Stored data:
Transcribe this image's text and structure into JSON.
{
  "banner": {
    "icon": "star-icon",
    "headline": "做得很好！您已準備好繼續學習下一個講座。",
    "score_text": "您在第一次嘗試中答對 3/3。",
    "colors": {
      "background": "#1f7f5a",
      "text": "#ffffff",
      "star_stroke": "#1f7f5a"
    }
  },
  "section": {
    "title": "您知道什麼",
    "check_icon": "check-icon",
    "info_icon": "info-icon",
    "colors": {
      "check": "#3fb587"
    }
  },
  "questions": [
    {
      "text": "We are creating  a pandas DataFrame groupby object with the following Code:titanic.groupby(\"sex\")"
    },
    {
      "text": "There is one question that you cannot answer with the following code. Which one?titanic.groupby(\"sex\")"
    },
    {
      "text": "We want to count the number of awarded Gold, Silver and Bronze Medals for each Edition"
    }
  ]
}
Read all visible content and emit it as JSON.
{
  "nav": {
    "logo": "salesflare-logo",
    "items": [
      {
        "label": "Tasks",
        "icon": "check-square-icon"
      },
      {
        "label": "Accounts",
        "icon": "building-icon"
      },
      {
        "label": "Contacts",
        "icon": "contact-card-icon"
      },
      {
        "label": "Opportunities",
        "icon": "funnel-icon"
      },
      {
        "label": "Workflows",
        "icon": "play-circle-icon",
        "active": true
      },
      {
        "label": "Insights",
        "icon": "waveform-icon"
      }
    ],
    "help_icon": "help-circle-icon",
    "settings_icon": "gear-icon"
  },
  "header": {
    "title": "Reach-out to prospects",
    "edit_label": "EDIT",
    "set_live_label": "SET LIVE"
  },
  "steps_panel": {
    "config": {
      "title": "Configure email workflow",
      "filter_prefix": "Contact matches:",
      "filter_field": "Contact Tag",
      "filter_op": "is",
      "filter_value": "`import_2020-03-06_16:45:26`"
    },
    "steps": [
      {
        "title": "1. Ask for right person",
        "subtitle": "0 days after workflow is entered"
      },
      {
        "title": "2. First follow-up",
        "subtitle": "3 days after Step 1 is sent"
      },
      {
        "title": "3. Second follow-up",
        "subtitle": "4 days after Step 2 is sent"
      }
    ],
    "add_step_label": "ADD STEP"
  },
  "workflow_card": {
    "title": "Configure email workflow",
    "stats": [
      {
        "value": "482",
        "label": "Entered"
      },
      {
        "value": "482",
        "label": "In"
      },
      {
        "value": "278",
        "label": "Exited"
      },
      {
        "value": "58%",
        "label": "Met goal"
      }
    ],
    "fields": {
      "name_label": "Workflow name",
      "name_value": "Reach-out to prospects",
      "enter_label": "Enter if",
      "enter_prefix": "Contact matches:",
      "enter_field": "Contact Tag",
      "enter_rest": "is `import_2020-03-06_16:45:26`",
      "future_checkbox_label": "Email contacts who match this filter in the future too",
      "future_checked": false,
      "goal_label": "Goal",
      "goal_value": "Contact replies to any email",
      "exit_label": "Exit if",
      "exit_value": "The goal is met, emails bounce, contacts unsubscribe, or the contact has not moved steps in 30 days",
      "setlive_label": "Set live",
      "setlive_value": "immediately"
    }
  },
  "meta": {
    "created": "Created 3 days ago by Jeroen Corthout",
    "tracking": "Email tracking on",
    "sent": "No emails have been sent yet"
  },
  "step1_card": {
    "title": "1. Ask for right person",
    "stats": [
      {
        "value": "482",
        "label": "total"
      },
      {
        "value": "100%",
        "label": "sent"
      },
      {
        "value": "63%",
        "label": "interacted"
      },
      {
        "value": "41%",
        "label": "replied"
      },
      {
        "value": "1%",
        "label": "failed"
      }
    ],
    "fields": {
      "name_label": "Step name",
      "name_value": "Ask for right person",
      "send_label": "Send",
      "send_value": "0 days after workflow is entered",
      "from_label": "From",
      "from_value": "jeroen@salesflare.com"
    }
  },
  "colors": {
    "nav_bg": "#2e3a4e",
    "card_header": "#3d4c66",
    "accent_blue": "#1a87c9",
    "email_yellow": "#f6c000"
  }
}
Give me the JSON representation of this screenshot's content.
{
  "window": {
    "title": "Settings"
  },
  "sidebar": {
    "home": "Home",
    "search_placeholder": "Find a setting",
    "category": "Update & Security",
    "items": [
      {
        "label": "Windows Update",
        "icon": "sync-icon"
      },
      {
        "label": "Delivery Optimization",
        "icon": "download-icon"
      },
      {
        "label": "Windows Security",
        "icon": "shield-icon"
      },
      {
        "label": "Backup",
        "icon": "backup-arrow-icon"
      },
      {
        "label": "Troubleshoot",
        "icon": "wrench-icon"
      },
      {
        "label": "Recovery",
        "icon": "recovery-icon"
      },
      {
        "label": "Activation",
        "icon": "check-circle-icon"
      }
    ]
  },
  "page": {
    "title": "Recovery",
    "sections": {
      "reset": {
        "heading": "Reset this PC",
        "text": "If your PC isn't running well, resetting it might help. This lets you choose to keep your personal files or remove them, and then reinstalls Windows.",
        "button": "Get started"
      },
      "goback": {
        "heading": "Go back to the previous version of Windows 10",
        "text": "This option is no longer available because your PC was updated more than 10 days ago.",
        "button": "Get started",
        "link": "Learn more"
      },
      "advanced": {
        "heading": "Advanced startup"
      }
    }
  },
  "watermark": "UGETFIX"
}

■ **Task instructions**
All entries must be repeated verbatim.

■ **Correct response**
Transcribe this image's text and structure into JSON.
{
  "banner": {
    "icon": "star-icon",
    "headline": "做得很好！您已準備好繼續學習下一個講座。",
    "score_text": "您在第一次嘗試中答對 3/3。",
    "colors": {
      "background": "#1f7f5a",
      "text": "#ffffff",
      "star_stroke": "#1f7f5a"
    }
  },
  "section": {
    "title": "您知道什麼",
    "check_icon": "check-icon",
    "info_icon": "info-icon",
    "colors": {
      "check": "#3fb587"
    }
  },
  "questions": [
    {
      "text": "We are creating  a pandas DataFrame groupby object with the following Code:titanic.groupby(\"sex\")"
    },
    {
      "text": "There is one question that you cannot answer with the following code. Which one?titanic.groupby(\"sex\")"
    },
    {
      "text": "We want to count the number of awarded Gold, Silver and Bronze Medals for each Edition"
    }
  ]
}
Read all visible content and emit it as JSON.
{
  "nav": {
    "logo": "salesflare-logo",
    "items": [
      {
        "label": "Tasks",
        "icon": "check-square-icon"
      },
      {
        "label": "Accounts",
        "icon": "building-icon"
      },
      {
        "label": "Contacts",
        "icon": "contact-card-icon"
      },
      {
        "label": "Opportunities",
        "icon": "funnel-icon"
      },
      {
        "label": "Workflows",
        "icon": "play-circle-icon",
        "active": true
      },
      {
        "label": "Insights",
        "icon": "waveform-icon"
      }
    ],
    "help_icon": "help-circle-icon",
    "settings_icon": "gear-icon"
  },
  "header": {
    "title": "Reach-out to prospects",
    "edit_label": "EDIT",
    "set_live_label": "SET LIVE"
  },
  "steps_panel": {
    "config": {
      "title": "Configure email workflow",
      "filter_prefix": "Contact matches:",
      "filter_field": "Contact Tag",
      "filter_op": "is",
      "filter_value": "`import_2020-03-06_16:45:26`"
    },
    "steps": [
      {
        "title": "1. Ask for right person",
        "subtitle": "0 days after workflow is entered"
      },
      {
        "title": "2. First follow-up",
        "subtitle": "3 days after Step 1 is sent"
      },
      {
        "title": "3. Second follow-up",
        "subtitle": "4 days after Step 2 is sent"
      }
    ],
    "add_step_label": "ADD STEP"
  },
  "workflow_card": {
    "title": "Configure email workflow",
    "stats": [
      {
        "value": "482",
        "label": "Entered"
      },
      {
        "value": "482",
        "label": "In"
      },
      {
        "value": "278",
        "label": "Exited"
      },
      {
        "value": "58%",
        "label": "Met goal"
      }
    ],
    "fields": {
      "name_label": "Workflow name",
      "name_value": "Reach-out to prospects",
      "enter_label": "Enter if",
      "enter_prefix": "Contact matches:",
      "enter_field": "Contact Tag",
      "enter_rest": "is `import_2020-03-06_16:45:26`",
      "future_checkbox_label": "Email contacts who match this filter in the future too",
      "future_checked": false,
      "goal_label": "Goal",
      "goal_value": "Contact replies to any email",
      "exit_label": "Exit if",
      "exit_value": "The goal is met, emails bounce, contacts unsubscribe, or the contact has not moved steps in 30 days",
      "setlive_label": "Set live",
      "setlive_value": "immediately"
    }
  },
  "meta": {
    "created": "Created 3 days ago by Jeroen Corthout",
    "tracking": "Email tracking on",
    "sent": "No emails have been sent yet"
  },
  "step1_card": {
    "title": "1. Ask for right person",
    "stats": [
      {
        "value": "482",
        "label": "total"
      },
      {
        "value": "100%",
        "label": "sent"
      },
      {
        "value": "63%",
        "label": "interacted"
      },
      {
        "value": "41%",
        "label": "replied"
      },
      {
        "value": "1%",
        "label": "failed"
      }
    ],
    "fields": {
      "name_label": "Step name",
      "name_value": "Ask for right person",
      "send_label": "Send",
      "send_value": "0 days after workflow is entered",
      "from_label": "From",
      "from_value": "jeroen@salesflare.com"
    }
  },
  "colors": {
    "nav_bg": "#2e3a4e",
    "card_header": "#3d4c66",
    "accent_blue": "#1a87c9",
    "email_yellow": "#f6c000"
  }
}
Give me the JSON representation of this screenshot's content.
{
  "window": {
    "title": "Settings"
  },
  "sidebar": {
    "home": "Home",
    "search_placeholder": "Find a setting",
    "category": "Update & Security",
    "items": [
      {
        "label": "Windows Update",
        "icon": "sync-icon"
      },
      {
        "label": "Delivery Optimization",
        "icon": "download-icon"
      },
      {
        "label": "Windows Security",
        "icon": "shield-icon"
      },
      {
        "label": "Backup",
        "icon": "backup-arrow-icon"
      },
      {
        "label": "Troubleshoot",
        "icon": "wrench-icon"
      },
      {
        "label": "Recovery",
        "icon": "recovery-icon"
      },
      {
        "label": "Activation",
        "icon": "check-circle-icon"
      }
    ]
  },
  "page": {
    "title": "Recovery",
    "sections": {
      "reset": {
        "heading": "Reset this PC",
        "text": "If your PC isn't running well, resetting it might help. This lets you choose to keep your personal files or remove them, and then reinstalls Windows.",
        "button": "Get started"
      },
      "goback": {
        "heading": "Go back to the previous version of Windows 10",
        "text": "This option is no longer available because your PC was updated more than 10 days ago.",
        "button": "Get started",
        "link": "Learn more"
      },
      "advanced": {
        "heading": "Advanced startup"
      }
    }
  },
  "watermark": "UGETFIX"
}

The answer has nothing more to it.